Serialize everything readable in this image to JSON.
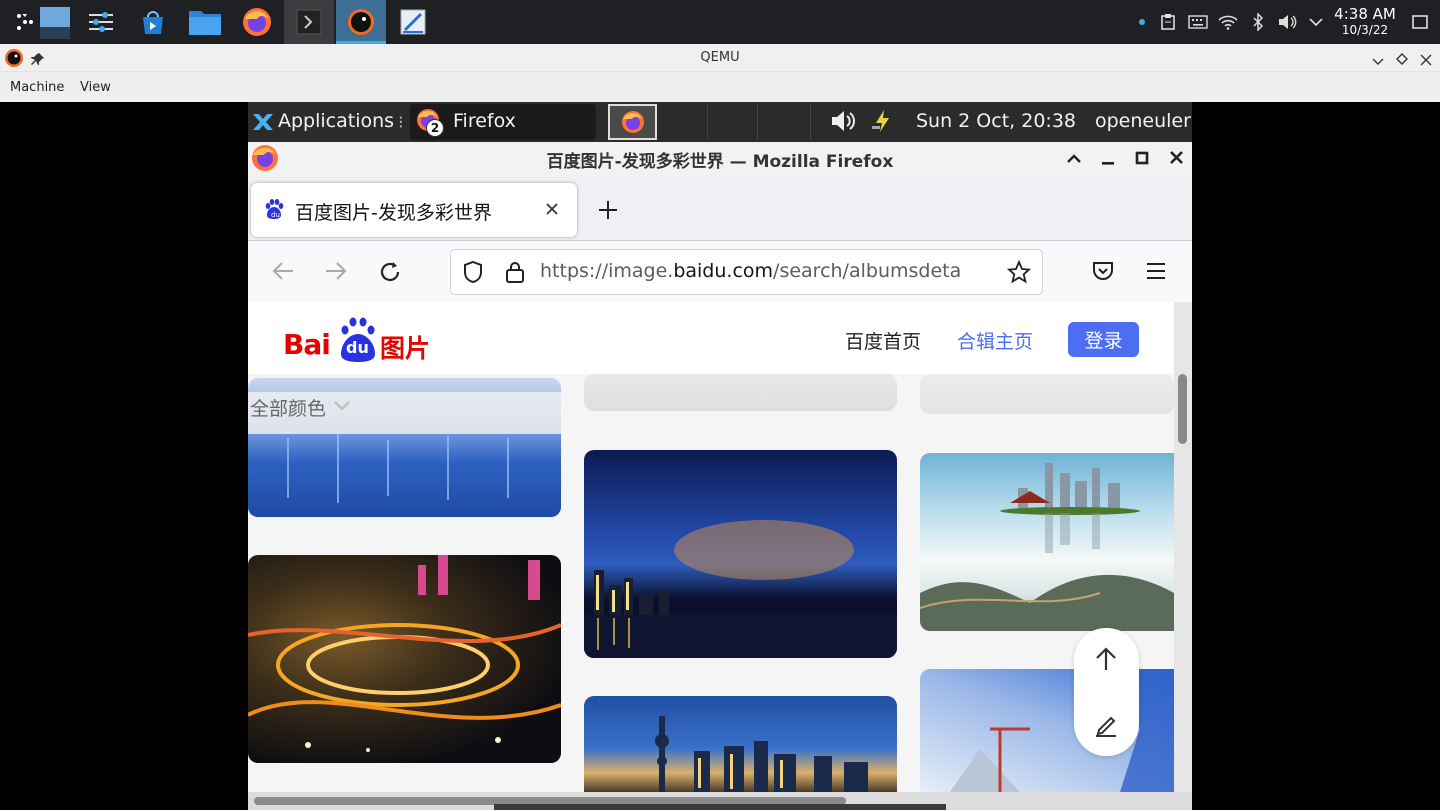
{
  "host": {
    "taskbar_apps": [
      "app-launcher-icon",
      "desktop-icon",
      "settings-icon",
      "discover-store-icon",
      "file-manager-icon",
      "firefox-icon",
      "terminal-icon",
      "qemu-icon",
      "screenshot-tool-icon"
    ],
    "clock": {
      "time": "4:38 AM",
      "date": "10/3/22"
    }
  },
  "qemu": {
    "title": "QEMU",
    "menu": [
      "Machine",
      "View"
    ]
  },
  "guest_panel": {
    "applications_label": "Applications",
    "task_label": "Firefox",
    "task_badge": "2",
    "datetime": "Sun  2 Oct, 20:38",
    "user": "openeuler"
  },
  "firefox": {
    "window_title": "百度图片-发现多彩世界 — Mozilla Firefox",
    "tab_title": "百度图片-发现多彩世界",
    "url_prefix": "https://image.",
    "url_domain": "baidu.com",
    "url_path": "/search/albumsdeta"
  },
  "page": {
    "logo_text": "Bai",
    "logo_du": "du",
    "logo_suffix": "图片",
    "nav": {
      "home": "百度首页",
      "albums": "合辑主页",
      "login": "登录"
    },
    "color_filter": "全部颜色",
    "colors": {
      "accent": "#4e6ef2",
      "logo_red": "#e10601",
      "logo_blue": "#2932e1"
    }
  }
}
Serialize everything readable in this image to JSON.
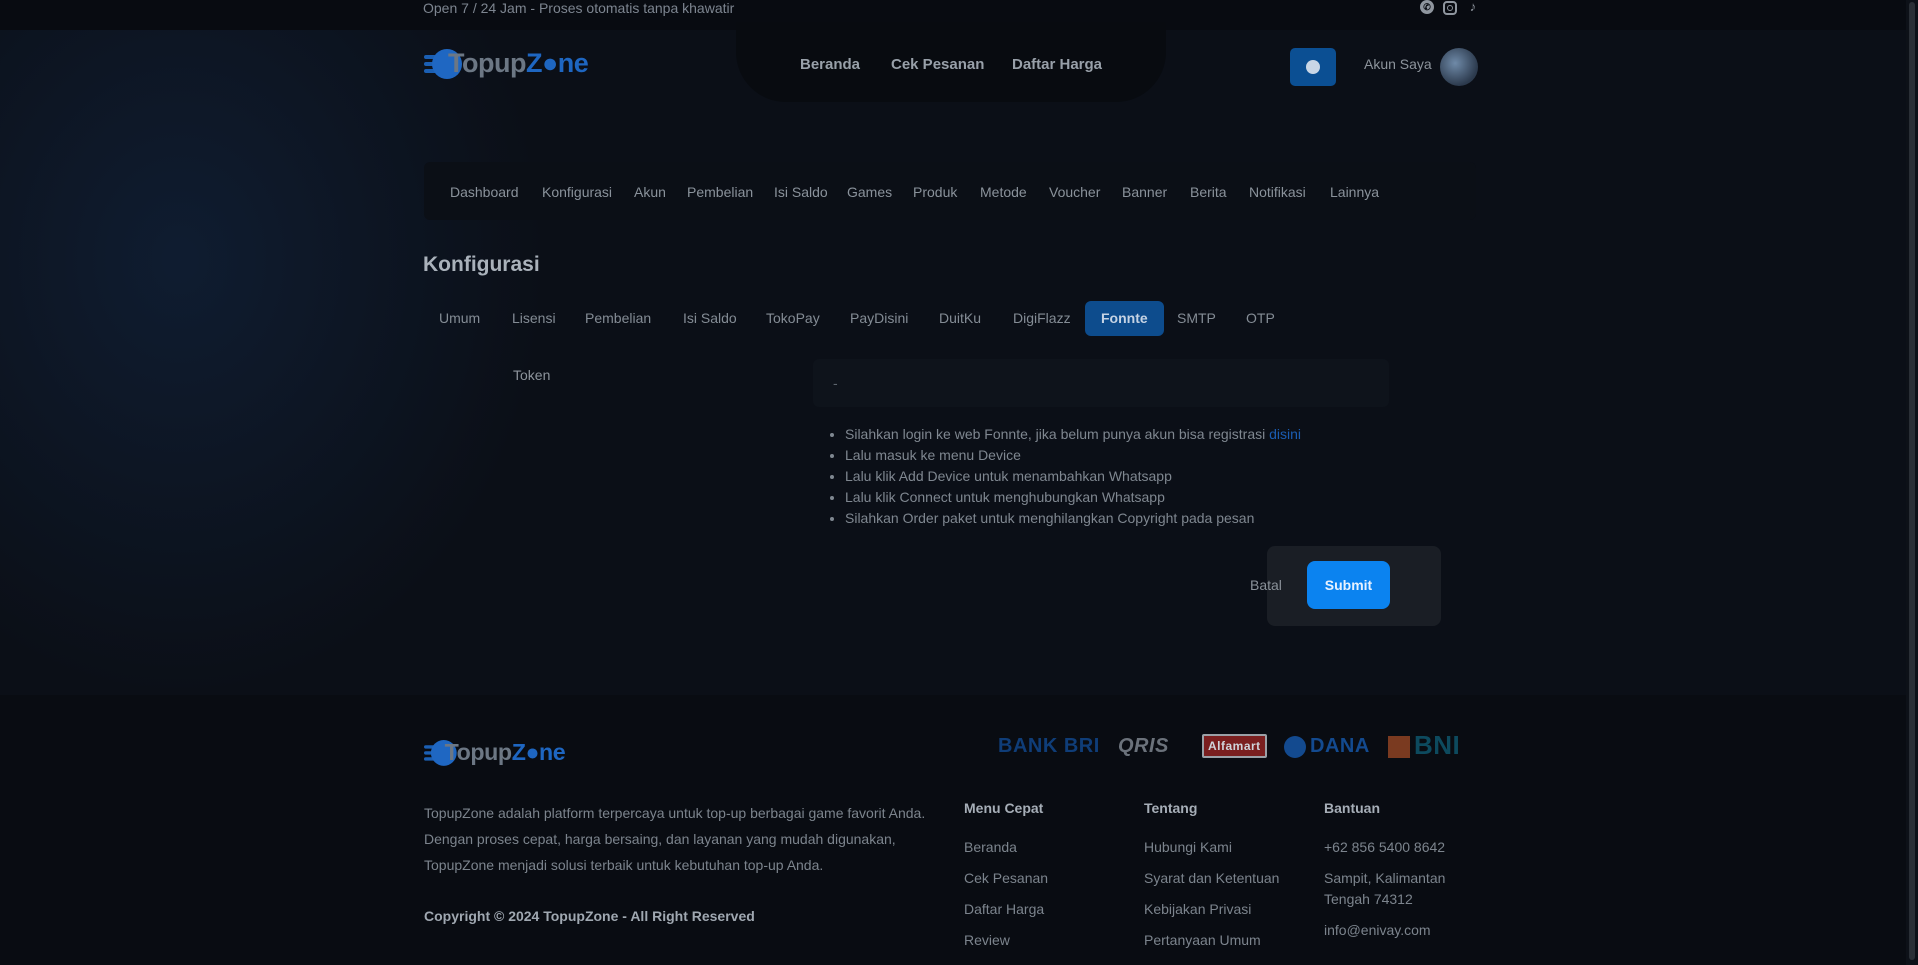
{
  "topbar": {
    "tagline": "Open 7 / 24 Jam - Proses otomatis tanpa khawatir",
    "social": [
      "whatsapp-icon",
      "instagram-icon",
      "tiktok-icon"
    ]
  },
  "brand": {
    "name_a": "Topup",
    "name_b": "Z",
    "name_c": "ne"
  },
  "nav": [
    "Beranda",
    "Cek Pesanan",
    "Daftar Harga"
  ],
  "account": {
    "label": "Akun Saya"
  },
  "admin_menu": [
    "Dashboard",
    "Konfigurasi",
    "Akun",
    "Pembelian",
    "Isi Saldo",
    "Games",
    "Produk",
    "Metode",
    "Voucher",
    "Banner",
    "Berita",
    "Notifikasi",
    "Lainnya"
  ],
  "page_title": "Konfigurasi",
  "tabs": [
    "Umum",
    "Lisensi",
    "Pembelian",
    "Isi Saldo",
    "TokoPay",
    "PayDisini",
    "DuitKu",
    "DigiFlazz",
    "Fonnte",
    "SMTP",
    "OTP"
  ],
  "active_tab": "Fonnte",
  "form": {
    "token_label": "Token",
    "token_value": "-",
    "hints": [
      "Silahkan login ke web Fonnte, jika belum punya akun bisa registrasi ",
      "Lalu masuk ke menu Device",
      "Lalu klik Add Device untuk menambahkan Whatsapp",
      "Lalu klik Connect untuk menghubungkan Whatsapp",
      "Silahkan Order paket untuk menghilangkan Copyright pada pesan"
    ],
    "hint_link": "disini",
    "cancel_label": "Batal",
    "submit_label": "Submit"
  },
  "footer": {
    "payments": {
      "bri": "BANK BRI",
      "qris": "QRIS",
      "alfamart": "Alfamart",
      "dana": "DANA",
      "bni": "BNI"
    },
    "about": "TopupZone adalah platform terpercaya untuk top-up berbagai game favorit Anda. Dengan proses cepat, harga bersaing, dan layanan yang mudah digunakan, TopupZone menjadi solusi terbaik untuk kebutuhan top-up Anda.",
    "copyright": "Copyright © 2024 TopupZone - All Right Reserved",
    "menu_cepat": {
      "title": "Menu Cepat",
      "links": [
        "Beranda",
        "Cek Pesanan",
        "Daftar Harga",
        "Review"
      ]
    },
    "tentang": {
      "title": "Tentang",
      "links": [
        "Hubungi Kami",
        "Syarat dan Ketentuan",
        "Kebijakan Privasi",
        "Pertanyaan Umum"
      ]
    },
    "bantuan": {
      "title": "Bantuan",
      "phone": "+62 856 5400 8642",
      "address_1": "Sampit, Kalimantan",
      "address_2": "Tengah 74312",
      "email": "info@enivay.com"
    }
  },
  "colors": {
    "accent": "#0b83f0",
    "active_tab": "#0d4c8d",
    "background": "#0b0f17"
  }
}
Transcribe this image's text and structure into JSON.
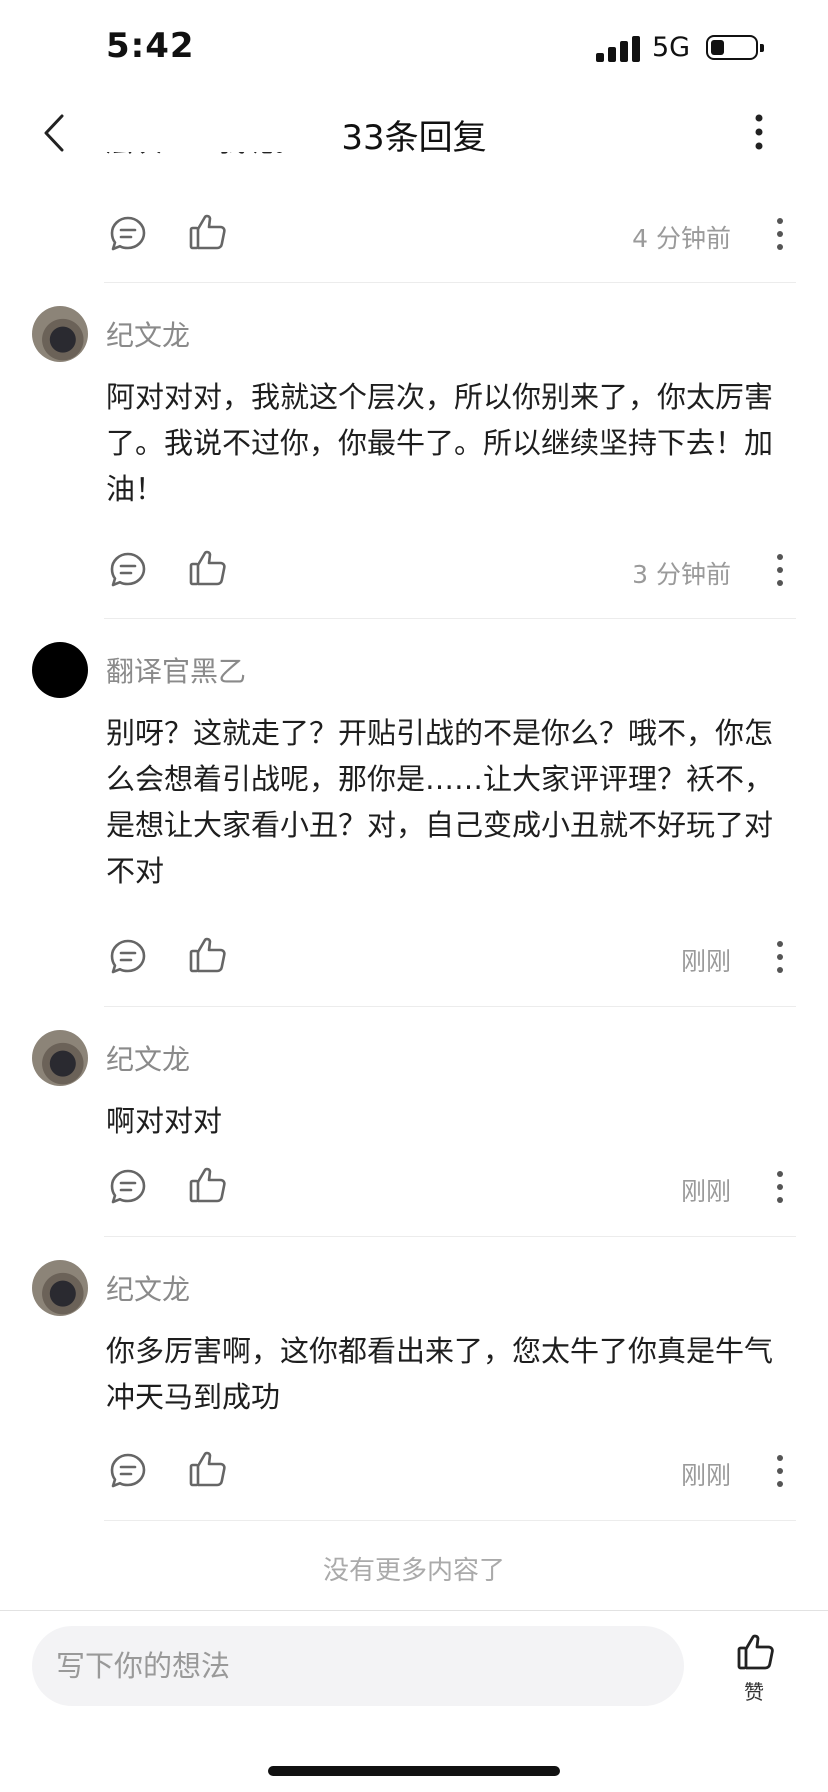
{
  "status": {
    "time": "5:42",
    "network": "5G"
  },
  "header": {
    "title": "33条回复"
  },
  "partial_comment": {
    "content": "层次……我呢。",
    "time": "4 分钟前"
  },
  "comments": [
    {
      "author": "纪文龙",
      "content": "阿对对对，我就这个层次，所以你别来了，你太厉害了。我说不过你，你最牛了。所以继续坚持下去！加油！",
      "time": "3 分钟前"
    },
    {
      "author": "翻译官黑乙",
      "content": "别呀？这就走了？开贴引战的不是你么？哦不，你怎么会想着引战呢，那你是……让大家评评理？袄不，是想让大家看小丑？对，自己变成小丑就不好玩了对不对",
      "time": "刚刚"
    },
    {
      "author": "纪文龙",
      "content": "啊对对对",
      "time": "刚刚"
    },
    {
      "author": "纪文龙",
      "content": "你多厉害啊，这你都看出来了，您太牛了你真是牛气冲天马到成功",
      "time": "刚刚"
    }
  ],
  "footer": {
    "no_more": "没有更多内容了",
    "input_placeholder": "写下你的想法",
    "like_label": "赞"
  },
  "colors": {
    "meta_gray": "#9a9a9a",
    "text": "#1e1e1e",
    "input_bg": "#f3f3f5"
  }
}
════════════════════
Problem description –
Copy the lines from the entries above in which the word "TopupZone" appears.

In response –
    "about": "TopupZone adalah platform terpercaya untuk top-up berbagai game favorit Anda. Dengan proses cepat, harga bersaing, dan layanan yang mudah digunakan, TopupZone menjadi solusi terbaik untuk kebutuhan top-up Anda.",
    "copyright": "Copyright © 2024 TopupZone - All Right Reserved",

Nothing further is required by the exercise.